(Layout records)

═══

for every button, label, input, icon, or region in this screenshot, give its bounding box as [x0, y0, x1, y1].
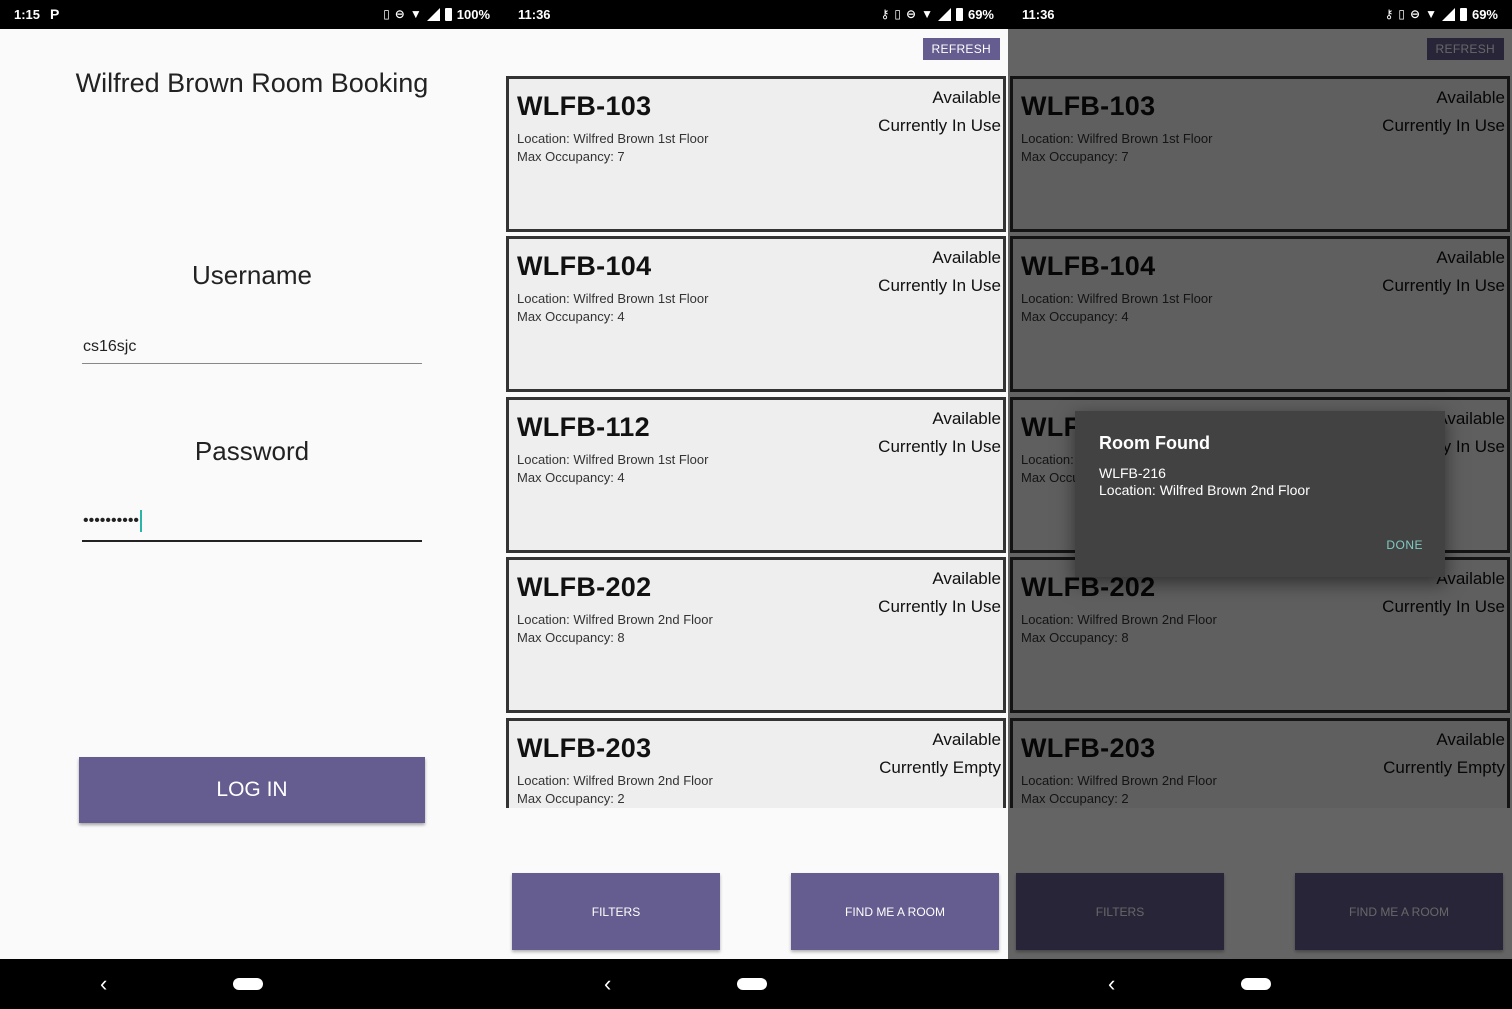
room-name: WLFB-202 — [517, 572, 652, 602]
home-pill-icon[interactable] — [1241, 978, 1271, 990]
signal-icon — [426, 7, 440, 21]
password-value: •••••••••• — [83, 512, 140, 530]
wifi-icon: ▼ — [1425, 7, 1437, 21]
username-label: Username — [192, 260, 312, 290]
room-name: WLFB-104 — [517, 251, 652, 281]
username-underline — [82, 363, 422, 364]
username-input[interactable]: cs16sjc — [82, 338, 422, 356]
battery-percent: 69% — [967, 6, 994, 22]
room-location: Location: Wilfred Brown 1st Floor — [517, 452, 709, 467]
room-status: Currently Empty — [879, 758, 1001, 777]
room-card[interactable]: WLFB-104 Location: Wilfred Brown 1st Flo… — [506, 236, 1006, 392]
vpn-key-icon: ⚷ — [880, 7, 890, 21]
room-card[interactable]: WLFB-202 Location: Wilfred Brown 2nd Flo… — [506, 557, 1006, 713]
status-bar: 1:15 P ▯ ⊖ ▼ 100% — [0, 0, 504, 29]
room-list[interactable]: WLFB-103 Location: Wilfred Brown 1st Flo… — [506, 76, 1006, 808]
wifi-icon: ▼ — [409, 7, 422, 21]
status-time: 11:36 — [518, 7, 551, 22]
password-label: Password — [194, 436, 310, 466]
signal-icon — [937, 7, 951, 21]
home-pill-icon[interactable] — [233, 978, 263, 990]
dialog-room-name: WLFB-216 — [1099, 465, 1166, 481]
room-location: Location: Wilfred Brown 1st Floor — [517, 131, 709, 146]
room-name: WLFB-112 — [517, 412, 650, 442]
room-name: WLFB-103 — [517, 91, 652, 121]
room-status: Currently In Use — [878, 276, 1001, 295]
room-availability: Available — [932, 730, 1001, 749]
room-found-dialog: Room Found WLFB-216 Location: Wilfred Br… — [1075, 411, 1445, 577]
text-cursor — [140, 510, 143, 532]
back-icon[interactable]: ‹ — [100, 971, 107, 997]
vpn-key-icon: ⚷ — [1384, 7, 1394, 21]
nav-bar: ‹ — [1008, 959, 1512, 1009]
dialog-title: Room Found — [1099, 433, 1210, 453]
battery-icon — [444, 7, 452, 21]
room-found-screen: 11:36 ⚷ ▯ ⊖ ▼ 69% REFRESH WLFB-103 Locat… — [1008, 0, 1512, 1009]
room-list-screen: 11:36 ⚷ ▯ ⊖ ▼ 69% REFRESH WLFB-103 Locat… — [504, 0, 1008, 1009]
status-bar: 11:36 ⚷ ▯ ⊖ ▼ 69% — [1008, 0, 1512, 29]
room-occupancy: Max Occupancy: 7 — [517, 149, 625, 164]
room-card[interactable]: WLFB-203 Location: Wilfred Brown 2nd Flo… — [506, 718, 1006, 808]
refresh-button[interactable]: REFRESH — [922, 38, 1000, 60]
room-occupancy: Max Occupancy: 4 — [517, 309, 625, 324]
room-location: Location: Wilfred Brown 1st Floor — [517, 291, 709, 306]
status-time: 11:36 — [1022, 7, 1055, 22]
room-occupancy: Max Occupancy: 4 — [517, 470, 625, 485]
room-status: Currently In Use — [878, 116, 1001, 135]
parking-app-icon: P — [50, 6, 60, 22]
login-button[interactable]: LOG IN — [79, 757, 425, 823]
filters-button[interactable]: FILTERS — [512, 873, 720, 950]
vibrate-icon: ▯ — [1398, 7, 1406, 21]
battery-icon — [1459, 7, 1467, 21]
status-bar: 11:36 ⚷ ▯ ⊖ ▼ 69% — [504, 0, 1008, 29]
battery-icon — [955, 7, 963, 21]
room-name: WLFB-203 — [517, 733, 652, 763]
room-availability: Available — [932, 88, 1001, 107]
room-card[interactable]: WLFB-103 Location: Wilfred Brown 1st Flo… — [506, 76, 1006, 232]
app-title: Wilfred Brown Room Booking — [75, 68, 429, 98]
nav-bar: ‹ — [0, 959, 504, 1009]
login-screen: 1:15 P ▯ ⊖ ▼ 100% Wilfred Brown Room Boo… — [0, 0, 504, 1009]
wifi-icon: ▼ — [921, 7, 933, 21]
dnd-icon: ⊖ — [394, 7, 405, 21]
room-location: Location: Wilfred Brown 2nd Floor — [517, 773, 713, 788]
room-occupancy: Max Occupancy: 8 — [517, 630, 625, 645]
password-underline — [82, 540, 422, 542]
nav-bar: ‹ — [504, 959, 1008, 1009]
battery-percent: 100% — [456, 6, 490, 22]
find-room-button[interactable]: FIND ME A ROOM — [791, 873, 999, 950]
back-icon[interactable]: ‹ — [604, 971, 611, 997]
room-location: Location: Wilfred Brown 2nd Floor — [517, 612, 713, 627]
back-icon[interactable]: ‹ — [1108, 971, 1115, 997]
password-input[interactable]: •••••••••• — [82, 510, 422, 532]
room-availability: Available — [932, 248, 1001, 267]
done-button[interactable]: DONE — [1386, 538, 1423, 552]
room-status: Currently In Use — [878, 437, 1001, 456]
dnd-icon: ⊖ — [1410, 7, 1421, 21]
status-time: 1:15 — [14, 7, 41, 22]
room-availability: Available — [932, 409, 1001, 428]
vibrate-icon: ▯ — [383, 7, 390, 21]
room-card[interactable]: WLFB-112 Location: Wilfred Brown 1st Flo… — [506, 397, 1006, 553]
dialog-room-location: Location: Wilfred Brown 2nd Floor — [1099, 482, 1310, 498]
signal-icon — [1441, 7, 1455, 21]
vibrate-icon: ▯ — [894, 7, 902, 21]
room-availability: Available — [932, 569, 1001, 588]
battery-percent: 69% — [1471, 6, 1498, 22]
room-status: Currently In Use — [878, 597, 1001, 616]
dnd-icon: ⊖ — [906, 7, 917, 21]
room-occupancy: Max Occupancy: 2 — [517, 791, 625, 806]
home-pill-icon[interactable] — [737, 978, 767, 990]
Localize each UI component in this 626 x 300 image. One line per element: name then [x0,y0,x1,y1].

═══

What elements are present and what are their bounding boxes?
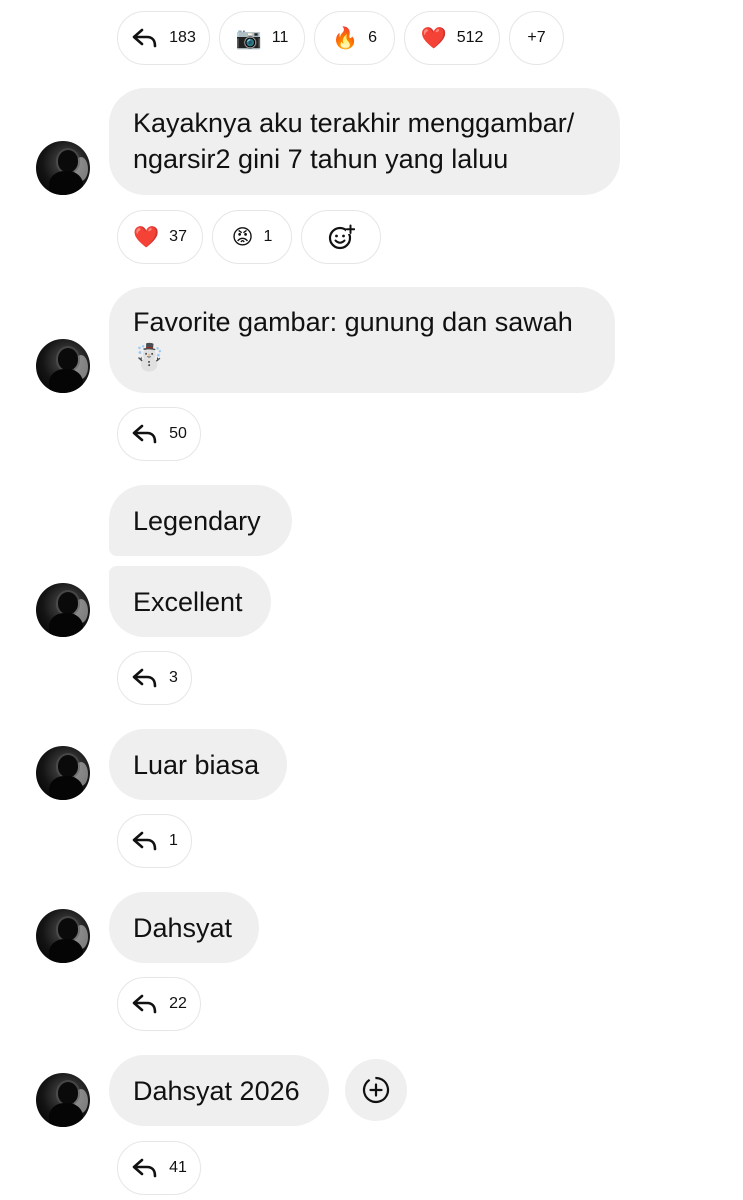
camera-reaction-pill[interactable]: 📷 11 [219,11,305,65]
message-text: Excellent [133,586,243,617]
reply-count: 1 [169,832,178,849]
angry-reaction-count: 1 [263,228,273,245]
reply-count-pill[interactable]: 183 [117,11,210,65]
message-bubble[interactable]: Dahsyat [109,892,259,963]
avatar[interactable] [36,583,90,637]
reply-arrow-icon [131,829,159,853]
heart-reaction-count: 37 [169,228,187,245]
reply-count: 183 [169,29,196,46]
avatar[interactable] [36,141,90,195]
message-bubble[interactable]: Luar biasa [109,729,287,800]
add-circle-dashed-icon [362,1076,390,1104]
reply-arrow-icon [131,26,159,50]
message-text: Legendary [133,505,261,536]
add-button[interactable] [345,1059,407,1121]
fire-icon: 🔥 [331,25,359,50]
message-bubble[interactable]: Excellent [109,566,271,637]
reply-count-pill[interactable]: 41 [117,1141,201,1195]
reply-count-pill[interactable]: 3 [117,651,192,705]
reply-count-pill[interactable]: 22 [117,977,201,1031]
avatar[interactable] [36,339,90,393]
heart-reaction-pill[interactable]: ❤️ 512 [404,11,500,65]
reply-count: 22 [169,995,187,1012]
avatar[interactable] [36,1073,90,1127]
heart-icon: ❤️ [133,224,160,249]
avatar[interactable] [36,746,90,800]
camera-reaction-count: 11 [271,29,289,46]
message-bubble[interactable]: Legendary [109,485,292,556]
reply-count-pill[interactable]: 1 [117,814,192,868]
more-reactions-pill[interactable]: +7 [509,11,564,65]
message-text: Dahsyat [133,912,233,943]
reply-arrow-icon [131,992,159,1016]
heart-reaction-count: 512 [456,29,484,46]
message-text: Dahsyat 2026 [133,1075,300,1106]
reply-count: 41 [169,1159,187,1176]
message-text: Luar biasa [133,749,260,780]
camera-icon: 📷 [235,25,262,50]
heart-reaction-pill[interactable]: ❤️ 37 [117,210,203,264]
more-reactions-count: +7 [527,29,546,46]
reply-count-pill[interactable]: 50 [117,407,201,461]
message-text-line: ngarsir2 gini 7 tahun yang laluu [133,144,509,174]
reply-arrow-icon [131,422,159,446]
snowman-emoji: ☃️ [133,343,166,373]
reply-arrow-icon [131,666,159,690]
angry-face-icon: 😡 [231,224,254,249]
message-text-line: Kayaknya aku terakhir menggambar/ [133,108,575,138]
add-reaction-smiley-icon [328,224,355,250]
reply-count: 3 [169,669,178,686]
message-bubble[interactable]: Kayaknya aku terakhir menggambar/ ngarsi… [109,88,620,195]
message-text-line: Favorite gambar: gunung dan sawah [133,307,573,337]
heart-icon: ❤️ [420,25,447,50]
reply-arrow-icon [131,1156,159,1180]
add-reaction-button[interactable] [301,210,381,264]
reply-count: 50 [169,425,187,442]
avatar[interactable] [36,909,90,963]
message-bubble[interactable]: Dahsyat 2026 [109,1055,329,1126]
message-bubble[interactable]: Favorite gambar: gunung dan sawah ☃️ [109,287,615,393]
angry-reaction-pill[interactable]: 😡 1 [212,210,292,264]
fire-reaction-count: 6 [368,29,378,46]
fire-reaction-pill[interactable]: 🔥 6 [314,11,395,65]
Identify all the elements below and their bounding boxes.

═══

▶ **WRITTEN TASK**: Present the entries as a numbered list, starting with the line that contains "camera-reaction-pill[interactable]: 📷 11" and going on through the line that contains "reply-count-pill[interactable]: 183 [117,11,210,65]", with both of those lines included. Leave out any blank lines.

▶ **EXPECTED ANSWER**:
1. camera-reaction-pill[interactable]: 📷 11 [219,11,305,65]
2. message-text: Excellent [133,586,243,617]
3. reply-count: 1 [169,832,178,849]
4. angry-reaction-count: 1 [263,228,273,245]
5. reply-count-pill[interactable]: 183 [117,11,210,65]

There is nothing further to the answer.